[Lines of data]
====

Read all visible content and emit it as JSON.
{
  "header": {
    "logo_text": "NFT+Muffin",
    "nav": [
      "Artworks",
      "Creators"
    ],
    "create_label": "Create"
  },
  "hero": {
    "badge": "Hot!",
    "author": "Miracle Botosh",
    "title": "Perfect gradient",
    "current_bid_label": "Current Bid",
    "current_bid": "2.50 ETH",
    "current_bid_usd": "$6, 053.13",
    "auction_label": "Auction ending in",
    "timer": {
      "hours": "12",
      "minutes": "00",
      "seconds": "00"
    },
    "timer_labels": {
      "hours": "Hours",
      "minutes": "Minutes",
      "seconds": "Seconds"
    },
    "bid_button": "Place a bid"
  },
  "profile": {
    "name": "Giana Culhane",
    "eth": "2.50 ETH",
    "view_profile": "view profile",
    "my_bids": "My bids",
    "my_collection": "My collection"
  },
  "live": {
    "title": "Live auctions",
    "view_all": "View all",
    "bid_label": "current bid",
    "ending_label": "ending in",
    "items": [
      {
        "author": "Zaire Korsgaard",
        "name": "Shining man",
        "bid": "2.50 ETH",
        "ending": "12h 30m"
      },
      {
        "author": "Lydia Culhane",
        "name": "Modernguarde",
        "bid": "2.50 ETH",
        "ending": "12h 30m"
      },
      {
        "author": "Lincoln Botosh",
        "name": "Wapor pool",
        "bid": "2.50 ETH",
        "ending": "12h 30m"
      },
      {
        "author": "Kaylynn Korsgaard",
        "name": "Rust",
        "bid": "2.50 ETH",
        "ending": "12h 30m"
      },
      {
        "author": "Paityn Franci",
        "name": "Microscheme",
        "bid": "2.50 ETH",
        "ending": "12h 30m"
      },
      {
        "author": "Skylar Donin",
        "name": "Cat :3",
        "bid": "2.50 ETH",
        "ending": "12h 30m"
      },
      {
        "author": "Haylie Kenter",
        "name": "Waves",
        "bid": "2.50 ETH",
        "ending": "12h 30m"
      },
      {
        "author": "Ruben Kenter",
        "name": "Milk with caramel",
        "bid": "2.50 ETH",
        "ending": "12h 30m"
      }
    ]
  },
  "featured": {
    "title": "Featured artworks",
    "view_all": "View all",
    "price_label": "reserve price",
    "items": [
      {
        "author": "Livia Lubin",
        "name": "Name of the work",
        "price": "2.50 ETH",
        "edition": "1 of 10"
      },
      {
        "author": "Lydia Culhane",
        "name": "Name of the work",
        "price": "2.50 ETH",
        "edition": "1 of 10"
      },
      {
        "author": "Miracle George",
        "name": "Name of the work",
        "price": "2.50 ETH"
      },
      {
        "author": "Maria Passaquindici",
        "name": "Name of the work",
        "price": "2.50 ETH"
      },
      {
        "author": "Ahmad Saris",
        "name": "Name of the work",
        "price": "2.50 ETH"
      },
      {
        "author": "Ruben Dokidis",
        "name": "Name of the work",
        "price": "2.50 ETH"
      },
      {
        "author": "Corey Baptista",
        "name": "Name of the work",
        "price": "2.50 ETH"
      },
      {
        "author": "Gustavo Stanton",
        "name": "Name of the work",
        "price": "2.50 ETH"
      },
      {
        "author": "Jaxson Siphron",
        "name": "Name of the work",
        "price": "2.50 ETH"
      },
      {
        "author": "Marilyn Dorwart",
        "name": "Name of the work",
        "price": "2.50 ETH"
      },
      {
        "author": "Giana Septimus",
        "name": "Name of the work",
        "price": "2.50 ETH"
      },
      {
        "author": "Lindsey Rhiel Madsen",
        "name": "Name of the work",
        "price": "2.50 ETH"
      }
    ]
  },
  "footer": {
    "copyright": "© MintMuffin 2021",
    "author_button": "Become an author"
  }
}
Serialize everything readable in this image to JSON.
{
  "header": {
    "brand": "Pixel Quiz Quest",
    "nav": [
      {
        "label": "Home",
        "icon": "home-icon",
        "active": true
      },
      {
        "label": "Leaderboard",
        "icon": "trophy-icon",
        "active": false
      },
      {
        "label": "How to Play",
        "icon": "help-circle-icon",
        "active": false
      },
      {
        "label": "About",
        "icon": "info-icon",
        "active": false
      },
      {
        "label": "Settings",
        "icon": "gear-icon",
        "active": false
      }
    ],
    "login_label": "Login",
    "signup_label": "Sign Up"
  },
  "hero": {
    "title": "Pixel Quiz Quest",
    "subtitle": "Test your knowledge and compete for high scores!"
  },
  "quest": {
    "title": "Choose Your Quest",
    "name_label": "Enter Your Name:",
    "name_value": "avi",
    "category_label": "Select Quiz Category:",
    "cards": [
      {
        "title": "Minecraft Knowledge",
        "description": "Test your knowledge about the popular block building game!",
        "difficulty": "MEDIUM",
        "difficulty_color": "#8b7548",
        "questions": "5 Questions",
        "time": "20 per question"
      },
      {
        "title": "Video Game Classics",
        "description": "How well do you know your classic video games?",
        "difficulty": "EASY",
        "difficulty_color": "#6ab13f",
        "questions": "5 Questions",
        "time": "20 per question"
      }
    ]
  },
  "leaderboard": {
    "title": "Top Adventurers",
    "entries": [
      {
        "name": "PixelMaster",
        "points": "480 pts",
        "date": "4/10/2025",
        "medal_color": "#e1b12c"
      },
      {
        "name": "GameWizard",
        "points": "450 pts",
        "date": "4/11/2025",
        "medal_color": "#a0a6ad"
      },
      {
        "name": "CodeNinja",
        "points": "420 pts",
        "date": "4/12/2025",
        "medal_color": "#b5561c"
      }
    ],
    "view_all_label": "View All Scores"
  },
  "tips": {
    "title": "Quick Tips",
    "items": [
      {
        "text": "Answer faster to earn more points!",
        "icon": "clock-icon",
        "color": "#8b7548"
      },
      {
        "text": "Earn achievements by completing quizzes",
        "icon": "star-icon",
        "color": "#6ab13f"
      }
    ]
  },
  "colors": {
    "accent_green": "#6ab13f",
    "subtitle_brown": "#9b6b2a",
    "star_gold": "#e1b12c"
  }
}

====

» **Your task**:
Copy every line that includes the string "Ruben" from the material above.

» **Result of this exercise**:
        "author": "Ruben Kenter",
        "author": "Ruben Dokidis",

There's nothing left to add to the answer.